— MATERIAL PROVIDED —
+ + + + +
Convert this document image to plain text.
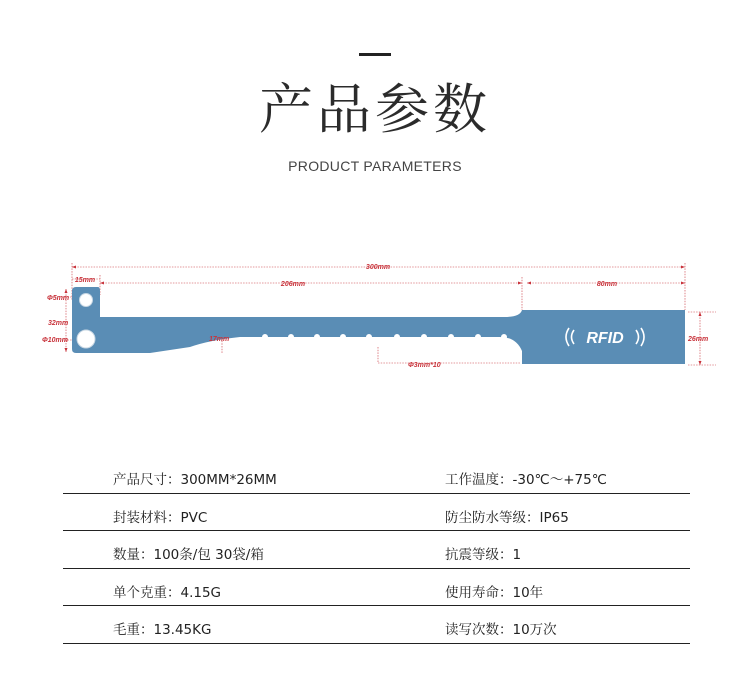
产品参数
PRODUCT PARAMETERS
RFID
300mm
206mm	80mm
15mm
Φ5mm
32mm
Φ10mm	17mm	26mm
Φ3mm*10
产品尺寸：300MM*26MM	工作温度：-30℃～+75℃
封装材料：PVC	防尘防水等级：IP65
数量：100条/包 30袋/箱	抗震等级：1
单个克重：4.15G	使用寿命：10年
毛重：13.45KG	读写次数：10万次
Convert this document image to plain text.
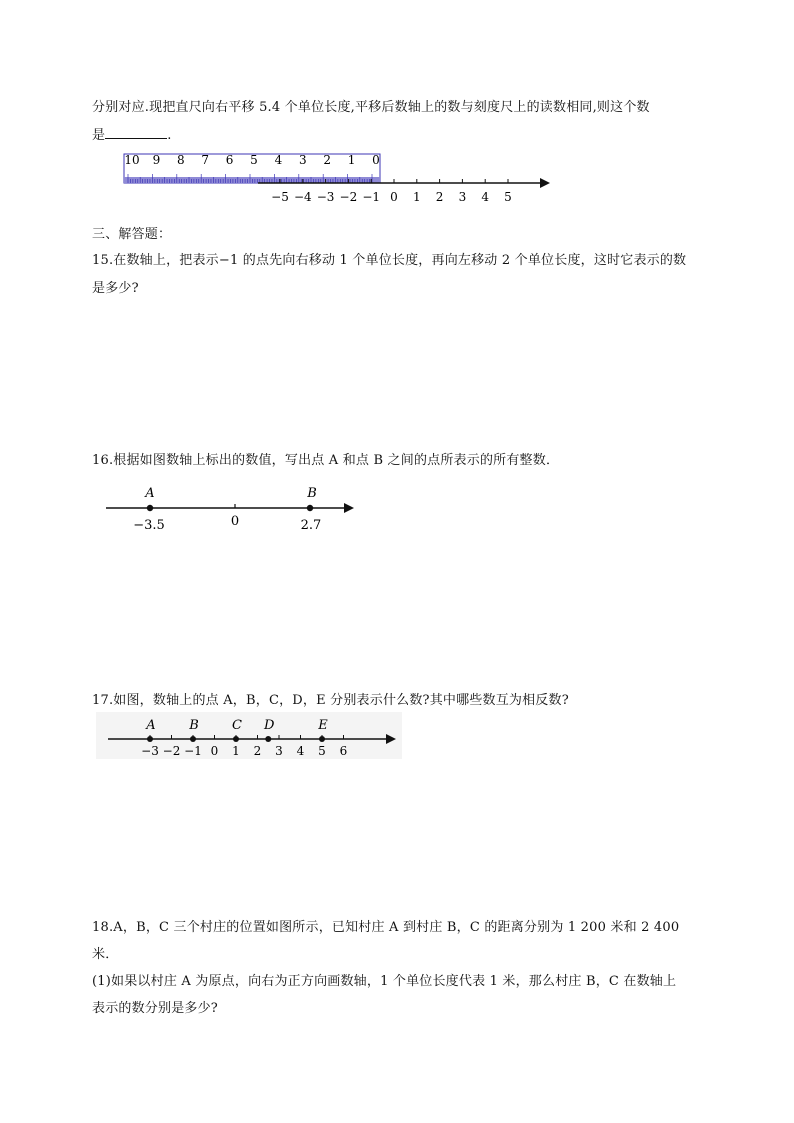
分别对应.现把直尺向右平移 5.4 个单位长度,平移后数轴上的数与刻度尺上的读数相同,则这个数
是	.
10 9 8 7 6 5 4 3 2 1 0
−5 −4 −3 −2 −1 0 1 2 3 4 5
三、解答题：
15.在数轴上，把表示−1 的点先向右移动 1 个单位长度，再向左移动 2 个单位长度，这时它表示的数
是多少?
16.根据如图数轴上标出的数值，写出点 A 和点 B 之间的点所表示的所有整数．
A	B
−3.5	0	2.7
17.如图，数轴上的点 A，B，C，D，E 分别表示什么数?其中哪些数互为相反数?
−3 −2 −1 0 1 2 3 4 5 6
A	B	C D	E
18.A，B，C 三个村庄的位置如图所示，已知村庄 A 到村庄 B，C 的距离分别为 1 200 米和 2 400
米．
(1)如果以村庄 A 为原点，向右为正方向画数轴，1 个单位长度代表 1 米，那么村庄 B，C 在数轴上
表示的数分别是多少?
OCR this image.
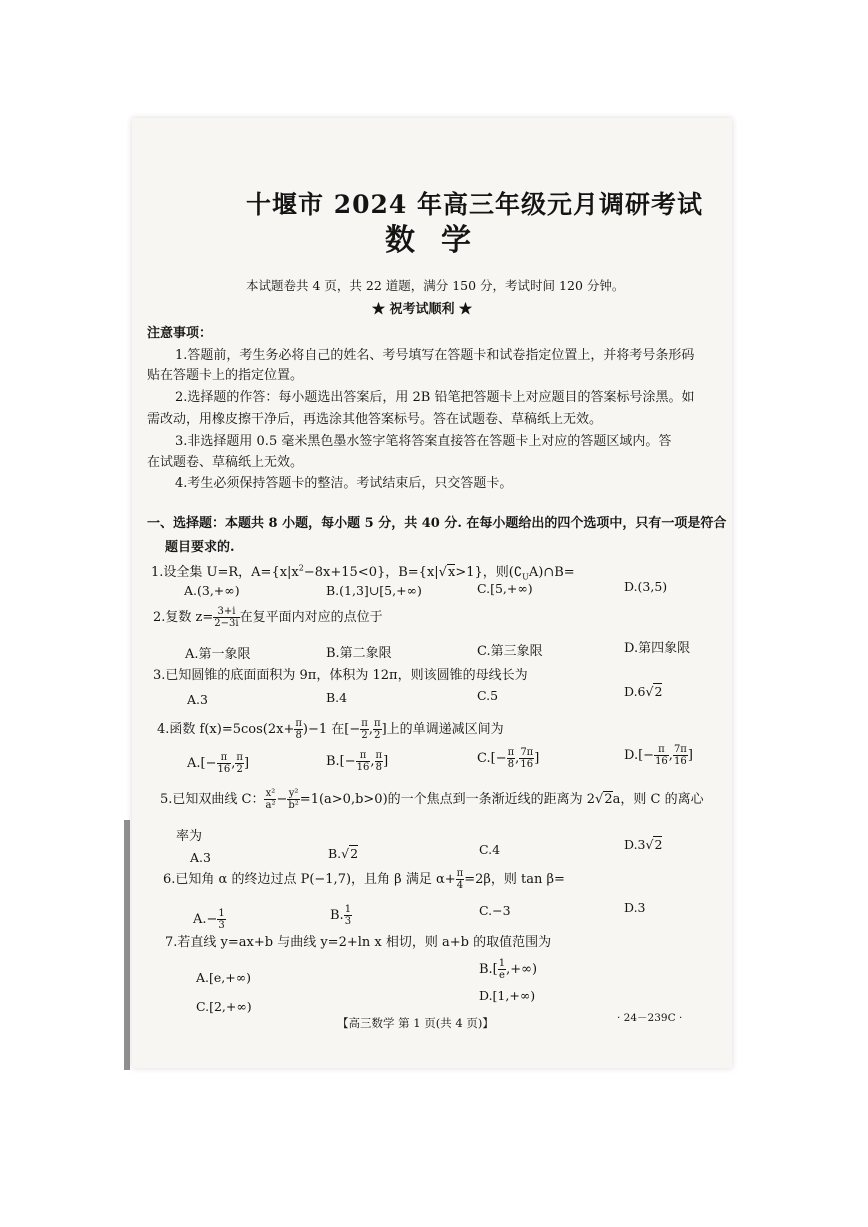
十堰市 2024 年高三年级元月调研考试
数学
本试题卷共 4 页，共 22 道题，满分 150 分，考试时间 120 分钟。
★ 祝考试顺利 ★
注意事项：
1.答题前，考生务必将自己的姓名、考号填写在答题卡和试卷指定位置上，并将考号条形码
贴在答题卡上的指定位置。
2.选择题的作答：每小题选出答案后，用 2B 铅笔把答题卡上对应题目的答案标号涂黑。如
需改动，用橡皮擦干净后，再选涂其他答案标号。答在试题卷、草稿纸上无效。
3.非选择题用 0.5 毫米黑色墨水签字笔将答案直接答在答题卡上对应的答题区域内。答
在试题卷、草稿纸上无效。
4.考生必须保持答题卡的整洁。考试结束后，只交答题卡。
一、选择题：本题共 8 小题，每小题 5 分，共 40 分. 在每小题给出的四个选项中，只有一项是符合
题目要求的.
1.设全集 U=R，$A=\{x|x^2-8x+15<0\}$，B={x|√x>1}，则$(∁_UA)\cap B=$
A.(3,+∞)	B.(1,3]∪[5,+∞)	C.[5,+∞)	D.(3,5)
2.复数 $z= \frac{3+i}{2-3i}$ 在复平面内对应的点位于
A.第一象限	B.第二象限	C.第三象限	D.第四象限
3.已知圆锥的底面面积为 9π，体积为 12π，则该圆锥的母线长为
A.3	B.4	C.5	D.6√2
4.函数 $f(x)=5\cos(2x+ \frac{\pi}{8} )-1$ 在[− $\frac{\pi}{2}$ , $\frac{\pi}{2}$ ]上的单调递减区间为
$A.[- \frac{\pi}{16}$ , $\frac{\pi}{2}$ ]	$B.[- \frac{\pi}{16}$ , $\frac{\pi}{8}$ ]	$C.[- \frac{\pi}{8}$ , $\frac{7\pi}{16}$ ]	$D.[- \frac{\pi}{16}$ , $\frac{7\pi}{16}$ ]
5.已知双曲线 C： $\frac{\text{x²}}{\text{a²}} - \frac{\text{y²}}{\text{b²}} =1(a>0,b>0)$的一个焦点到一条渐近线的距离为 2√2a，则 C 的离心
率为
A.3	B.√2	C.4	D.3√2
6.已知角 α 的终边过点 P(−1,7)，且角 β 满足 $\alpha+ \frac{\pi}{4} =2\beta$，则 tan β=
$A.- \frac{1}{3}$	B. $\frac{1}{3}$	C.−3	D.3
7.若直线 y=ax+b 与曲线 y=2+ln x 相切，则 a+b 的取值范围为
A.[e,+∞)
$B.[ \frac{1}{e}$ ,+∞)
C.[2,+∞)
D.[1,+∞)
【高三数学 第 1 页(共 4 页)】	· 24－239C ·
+ + + + +
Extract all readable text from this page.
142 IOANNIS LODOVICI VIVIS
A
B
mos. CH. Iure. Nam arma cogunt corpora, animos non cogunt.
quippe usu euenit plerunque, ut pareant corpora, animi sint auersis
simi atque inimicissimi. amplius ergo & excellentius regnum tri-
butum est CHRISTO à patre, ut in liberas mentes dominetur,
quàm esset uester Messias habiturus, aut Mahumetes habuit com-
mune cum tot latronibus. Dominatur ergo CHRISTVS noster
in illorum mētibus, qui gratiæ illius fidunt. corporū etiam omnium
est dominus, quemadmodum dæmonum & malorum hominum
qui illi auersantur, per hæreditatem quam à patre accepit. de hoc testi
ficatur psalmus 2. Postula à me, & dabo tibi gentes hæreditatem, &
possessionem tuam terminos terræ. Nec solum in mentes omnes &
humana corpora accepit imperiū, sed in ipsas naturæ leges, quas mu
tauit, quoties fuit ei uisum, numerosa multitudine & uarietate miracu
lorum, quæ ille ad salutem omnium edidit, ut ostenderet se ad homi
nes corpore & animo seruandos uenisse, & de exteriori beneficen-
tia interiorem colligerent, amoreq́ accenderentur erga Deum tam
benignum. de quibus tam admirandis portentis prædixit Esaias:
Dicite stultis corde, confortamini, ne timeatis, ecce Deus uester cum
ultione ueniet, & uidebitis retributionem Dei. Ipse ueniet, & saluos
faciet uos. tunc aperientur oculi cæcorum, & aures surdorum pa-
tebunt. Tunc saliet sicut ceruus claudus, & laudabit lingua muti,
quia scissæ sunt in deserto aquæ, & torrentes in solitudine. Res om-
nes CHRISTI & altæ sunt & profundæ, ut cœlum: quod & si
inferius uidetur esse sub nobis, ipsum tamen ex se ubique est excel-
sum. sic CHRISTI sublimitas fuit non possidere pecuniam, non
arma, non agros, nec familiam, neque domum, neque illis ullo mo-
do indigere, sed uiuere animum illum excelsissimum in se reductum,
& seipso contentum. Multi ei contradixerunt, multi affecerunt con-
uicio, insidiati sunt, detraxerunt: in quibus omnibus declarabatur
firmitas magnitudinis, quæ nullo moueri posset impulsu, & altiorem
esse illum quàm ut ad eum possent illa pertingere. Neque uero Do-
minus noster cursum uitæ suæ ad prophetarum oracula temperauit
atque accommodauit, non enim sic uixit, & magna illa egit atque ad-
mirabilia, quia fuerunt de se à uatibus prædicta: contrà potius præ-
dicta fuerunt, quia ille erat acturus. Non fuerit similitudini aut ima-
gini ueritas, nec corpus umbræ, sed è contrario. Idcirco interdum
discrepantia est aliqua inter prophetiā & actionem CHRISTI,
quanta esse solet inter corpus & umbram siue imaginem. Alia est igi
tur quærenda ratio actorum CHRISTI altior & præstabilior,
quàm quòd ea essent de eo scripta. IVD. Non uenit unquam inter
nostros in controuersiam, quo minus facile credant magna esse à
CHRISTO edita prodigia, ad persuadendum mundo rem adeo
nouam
+ + + + +
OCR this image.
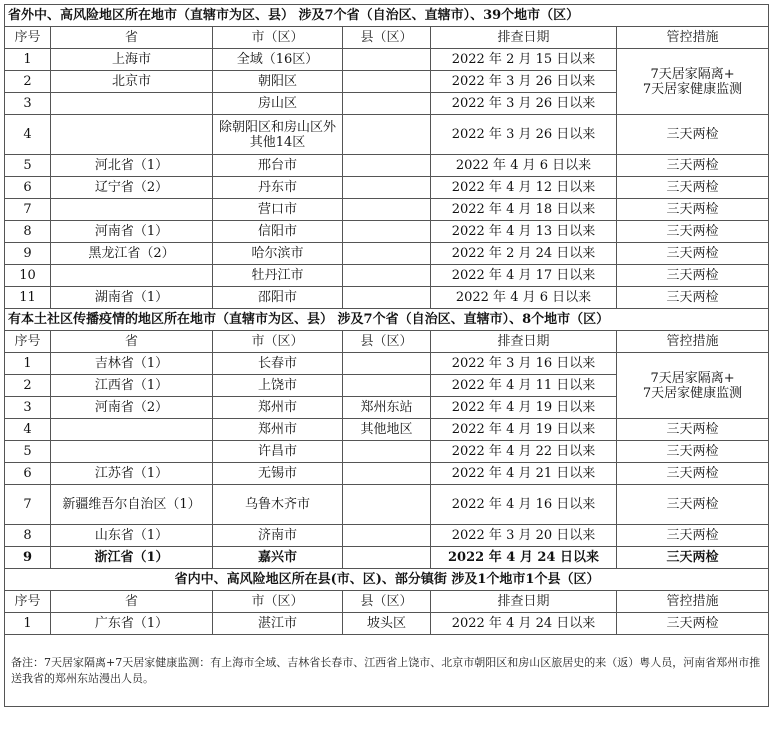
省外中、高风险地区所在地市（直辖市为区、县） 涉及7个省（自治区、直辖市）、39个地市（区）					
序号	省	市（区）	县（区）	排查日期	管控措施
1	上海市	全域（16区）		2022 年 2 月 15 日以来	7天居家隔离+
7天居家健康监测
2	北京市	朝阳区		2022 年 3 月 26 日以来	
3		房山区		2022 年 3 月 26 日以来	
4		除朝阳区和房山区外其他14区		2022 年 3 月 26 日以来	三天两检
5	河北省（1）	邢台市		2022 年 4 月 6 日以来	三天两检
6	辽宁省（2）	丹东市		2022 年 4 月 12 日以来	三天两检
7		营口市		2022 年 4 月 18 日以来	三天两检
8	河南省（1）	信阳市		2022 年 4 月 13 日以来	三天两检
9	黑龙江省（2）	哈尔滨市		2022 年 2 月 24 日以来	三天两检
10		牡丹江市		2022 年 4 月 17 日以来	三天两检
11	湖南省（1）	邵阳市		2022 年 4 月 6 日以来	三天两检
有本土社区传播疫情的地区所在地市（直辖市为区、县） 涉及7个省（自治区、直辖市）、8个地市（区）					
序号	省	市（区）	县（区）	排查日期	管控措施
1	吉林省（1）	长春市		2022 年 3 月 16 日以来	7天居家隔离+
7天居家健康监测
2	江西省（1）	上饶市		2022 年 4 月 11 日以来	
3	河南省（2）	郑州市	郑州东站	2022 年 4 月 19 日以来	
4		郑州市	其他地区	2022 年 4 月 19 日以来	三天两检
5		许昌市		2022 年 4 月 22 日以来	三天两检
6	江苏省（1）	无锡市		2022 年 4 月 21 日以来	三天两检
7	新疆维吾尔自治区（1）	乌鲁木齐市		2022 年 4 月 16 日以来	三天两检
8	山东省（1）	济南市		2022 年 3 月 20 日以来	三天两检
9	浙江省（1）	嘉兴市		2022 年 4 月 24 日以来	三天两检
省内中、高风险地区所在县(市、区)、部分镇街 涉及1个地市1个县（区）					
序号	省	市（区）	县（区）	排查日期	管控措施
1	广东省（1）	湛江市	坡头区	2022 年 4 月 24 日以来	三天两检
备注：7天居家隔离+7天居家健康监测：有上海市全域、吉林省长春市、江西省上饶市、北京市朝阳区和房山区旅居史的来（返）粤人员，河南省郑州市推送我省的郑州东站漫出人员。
+ + + + +
— TO DO —
Pull out all lines in the data above that include "CHRISTI".

— TASK SOLUTION —
nes CHRISTI & altæ sunt & profundæ, ut cœlum: quod & si
sum. sic CHRISTI sublimitas fuit non possidere pecuniam, non
discrepantia est aliqua inter prophetiā & actionem CHRISTI,
tur quærenda ratio actorum CHRISTI altior & præstabilior,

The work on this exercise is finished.